### TASK DIRECTIONS:
Please update the listing below by replacing every "chart-tab" with "window-tab", leaving everything else unchanged.

[Some records]
## begin
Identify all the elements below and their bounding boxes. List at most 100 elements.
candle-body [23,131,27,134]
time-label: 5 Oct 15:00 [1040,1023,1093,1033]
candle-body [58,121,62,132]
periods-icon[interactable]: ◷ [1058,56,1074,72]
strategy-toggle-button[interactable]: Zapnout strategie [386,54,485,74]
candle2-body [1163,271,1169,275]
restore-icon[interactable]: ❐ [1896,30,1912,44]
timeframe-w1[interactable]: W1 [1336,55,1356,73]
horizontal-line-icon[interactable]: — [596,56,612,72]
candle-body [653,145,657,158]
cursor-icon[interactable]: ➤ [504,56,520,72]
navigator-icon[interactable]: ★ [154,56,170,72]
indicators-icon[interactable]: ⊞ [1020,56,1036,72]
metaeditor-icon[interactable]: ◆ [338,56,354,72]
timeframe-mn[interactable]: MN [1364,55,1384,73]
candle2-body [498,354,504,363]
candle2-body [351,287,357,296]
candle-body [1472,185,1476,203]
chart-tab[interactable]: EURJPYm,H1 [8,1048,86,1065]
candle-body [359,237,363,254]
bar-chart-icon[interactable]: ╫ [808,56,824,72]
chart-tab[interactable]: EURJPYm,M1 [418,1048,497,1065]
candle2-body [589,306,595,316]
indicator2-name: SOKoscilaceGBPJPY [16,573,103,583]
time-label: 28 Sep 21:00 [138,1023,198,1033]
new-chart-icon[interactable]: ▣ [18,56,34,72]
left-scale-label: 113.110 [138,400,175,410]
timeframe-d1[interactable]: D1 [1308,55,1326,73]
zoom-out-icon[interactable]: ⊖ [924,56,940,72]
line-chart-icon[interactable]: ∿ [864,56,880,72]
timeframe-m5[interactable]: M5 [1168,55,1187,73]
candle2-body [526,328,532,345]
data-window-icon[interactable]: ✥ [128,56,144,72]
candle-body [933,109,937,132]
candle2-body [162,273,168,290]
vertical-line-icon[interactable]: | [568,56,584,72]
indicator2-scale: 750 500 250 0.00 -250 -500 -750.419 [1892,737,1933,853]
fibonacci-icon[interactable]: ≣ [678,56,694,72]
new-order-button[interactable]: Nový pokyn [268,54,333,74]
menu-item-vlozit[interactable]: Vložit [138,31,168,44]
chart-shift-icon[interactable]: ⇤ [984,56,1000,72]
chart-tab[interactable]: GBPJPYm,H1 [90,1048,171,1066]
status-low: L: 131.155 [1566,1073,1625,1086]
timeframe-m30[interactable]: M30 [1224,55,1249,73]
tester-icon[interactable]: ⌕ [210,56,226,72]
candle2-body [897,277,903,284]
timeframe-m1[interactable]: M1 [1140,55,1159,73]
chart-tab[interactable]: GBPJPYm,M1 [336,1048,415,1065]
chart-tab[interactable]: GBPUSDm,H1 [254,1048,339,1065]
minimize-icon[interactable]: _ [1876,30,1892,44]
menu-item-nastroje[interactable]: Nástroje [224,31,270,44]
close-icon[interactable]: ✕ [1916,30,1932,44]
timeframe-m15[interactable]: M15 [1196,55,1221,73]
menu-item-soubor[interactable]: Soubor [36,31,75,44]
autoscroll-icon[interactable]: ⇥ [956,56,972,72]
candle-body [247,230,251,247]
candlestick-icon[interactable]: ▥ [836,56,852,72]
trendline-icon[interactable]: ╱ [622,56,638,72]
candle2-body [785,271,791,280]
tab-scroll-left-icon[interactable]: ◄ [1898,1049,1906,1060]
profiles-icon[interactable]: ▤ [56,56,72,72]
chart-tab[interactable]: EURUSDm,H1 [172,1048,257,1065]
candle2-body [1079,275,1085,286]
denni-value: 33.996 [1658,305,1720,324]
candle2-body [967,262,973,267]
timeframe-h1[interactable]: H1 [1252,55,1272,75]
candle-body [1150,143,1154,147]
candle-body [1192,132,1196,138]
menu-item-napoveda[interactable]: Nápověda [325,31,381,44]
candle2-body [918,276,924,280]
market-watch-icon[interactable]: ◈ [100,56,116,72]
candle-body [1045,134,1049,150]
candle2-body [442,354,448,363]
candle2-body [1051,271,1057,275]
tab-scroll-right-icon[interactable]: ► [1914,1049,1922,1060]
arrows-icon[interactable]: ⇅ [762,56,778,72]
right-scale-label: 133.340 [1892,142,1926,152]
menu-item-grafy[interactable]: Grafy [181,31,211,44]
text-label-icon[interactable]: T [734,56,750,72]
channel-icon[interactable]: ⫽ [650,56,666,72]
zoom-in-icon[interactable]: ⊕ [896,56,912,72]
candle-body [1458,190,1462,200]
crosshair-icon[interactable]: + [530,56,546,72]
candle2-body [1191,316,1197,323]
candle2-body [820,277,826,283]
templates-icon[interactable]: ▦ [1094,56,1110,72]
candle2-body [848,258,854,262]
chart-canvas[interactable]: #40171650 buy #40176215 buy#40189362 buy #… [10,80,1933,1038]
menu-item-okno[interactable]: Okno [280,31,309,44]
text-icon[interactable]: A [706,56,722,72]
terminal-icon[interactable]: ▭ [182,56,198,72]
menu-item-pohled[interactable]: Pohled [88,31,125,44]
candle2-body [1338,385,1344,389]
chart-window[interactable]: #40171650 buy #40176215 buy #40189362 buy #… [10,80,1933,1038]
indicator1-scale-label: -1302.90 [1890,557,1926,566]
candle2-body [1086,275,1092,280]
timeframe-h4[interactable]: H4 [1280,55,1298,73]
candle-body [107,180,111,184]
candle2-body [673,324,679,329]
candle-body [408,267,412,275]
## end
### SOLUTION FOR THIS EXERCISE:
Identify all the elements below and their bounding boxes. List at most 100 elements.
candle-body [23,131,27,134]
time-label: 5 Oct 15:00 [1040,1023,1093,1033]
candle-body [58,121,62,132]
periods-icon[interactable]: ◷ [1058,56,1074,72]
strategy-toggle-button[interactable]: Zapnout strategie [386,54,485,74]
candle2-body [1163,271,1169,275]
restore-icon[interactable]: ❐ [1896,30,1912,44]
timeframe-w1[interactable]: W1 [1336,55,1356,73]
horizontal-line-icon[interactable]: — [596,56,612,72]
candle-body [653,145,657,158]
cursor-icon[interactable]: ➤ [504,56,520,72]
navigator-icon[interactable]: ★ [154,56,170,72]
indicators-icon[interactable]: ⊞ [1020,56,1036,72]
metaeditor-icon[interactable]: ◆ [338,56,354,72]
timeframe-mn[interactable]: MN [1364,55,1384,73]
candle2-body [498,354,504,363]
candle2-body [351,287,357,296]
candle-body [1472,185,1476,203]
window-tab[interactable]: EURJPYm,H1 [8,1048,86,1065]
candle-body [359,237,363,254]
bar-chart-icon[interactable]: ╫ [808,56,824,72]
window-tab[interactable]: EURJPYm,M1 [418,1048,497,1065]
candle2-body [589,306,595,316]
indicator2-name: SOKoscilaceGBPJPY [16,573,103,583]
time-label: 28 Sep 21:00 [138,1023,198,1033]
new-chart-icon[interactable]: ▣ [18,56,34,72]
left-scale-label: 113.110 [138,400,175,410]
timeframe-d1[interactable]: D1 [1308,55,1326,73]
zoom-out-icon[interactable]: ⊖ [924,56,940,72]
line-chart-icon[interactable]: ∿ [864,56,880,72]
timeframe-m5[interactable]: M5 [1168,55,1187,73]
candle2-body [526,328,532,345]
data-window-icon[interactable]: ✥ [128,56,144,72]
candle-body [933,109,937,132]
candle2-body [162,273,168,290]
vertical-line-icon[interactable]: | [568,56,584,72]
indicator2-scale: 750 500 250 0.00 -250 -500 -750.419 [1892,737,1933,853]
fibonacci-icon[interactable]: ≣ [678,56,694,72]
new-order-button[interactable]: Nový pokyn [268,54,333,74]
menu-item-vlozit[interactable]: Vložit [138,31,168,44]
chart-shift-icon[interactable]: ⇤ [984,56,1000,72]
window-tab[interactable]: GBPJPYm,H1 [90,1048,171,1066]
status-low: L: 131.155 [1566,1073,1625,1086]
timeframe-m30[interactable]: M30 [1224,55,1249,73]
tester-icon[interactable]: ⌕ [210,56,226,72]
candle2-body [897,277,903,284]
timeframe-m1[interactable]: M1 [1140,55,1159,73]
window-tab[interactable]: GBPJPYm,M1 [336,1048,415,1065]
window-tab[interactable]: GBPUSDm,H1 [254,1048,339,1065]
minimize-icon[interactable]: _ [1876,30,1892,44]
menu-item-nastroje[interactable]: Nástroje [224,31,270,44]
close-icon[interactable]: ✕ [1916,30,1932,44]
timeframe-m15[interactable]: M15 [1196,55,1221,73]
menu-item-soubor[interactable]: Soubor [36,31,75,44]
autoscroll-icon[interactable]: ⇥ [956,56,972,72]
candle-body [247,230,251,247]
candlestick-icon[interactable]: ▥ [836,56,852,72]
trendline-icon[interactable]: ╱ [622,56,638,72]
candle2-body [785,271,791,280]
tab-scroll-left-icon[interactable]: ◄ [1898,1049,1906,1060]
profiles-icon[interactable]: ▤ [56,56,72,72]
window-tab[interactable]: EURUSDm,H1 [172,1048,257,1065]
candle2-body [1079,275,1085,286]
denni-value: 33.996 [1658,305,1720,324]
candle2-body [967,262,973,267]
timeframe-h1[interactable]: H1 [1252,55,1272,75]
candle-body [1150,143,1154,147]
candle-body [1192,132,1196,138]
menu-item-napoveda[interactable]: Nápověda [325,31,381,44]
candle2-body [918,276,924,280]
market-watch-icon[interactable]: ◈ [100,56,116,72]
candle-body [1045,134,1049,150]
candle2-body [442,354,448,363]
candle2-body [1051,271,1057,275]
tab-scroll-right-icon[interactable]: ► [1914,1049,1922,1060]
arrows-icon[interactable]: ⇅ [762,56,778,72]
right-scale-label: 133.340 [1892,142,1926,152]
menu-item-grafy[interactable]: Grafy [181,31,211,44]
text-label-icon[interactable]: T [734,56,750,72]
channel-icon[interactable]: ⫽ [650,56,666,72]
zoom-in-icon[interactable]: ⊕ [896,56,912,72]
candle-body [1458,190,1462,200]
crosshair-icon[interactable]: + [530,56,546,72]
candle2-body [1191,316,1197,323]
candle2-body [820,277,826,283]
templates-icon[interactable]: ▦ [1094,56,1110,72]
candle2-body [848,258,854,262]
chart-canvas[interactable]: #40171650 buy #40176215 buy#40189362 buy #… [10,80,1933,1038]
menu-item-okno[interactable]: Okno [280,31,309,44]
text-icon[interactable]: A [706,56,722,72]
terminal-icon[interactable]: ▭ [182,56,198,72]
menu-item-pohled[interactable]: Pohled [88,31,125,44]
candle2-body [1338,385,1344,389]
chart-window[interactable]: #40171650 buy #40176215 buy #40189362 buy #… [10,80,1933,1038]
indicator1-scale-label: -1302.90 [1890,557,1926,566]
candle2-body [1086,275,1092,280]
timeframe-h4[interactable]: H4 [1280,55,1298,73]
candle-body [107,180,111,184]
candle2-body [673,324,679,329]
candle-body [408,267,412,275]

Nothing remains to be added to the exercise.